TASK DESCRIPTION: Wherever the string "data" occurs in a line of these records, report that line.

· · · · · · ·

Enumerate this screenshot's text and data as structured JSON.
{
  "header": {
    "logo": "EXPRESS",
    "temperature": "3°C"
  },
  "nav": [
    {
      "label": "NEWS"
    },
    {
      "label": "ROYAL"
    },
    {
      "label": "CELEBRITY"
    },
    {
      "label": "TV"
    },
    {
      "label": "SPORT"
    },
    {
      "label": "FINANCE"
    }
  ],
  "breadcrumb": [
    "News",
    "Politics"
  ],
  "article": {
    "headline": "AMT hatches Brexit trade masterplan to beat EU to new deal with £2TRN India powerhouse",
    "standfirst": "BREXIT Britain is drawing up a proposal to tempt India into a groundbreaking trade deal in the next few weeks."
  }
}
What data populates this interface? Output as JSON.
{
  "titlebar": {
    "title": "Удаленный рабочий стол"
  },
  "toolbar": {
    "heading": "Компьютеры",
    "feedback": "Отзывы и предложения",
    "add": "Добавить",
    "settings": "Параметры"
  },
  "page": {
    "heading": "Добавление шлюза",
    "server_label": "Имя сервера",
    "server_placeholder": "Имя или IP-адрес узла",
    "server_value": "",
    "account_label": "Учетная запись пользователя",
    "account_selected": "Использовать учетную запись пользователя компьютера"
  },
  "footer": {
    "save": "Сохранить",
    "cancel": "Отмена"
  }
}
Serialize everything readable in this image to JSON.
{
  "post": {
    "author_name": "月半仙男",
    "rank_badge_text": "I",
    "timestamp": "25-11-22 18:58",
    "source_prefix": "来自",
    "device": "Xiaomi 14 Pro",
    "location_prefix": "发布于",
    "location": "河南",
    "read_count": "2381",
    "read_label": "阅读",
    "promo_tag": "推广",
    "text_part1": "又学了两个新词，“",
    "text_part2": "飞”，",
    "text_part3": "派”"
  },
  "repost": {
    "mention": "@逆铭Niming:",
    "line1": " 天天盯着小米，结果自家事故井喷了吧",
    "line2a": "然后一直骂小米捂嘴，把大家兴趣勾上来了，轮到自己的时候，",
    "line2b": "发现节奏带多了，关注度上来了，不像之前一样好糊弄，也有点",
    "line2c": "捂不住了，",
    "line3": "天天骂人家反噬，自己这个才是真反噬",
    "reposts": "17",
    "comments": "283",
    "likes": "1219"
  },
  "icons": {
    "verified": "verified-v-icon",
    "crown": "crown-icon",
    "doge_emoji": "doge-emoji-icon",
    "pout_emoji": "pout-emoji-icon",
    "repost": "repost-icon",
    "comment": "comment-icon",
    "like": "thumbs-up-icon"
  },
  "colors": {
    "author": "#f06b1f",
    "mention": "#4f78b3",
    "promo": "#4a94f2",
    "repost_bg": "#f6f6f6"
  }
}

· · · · · · ·

ANSWER IN FULL:
Enumerate this screenshot's text and data as structured JSON.
What data populates this interface? Output as JSON.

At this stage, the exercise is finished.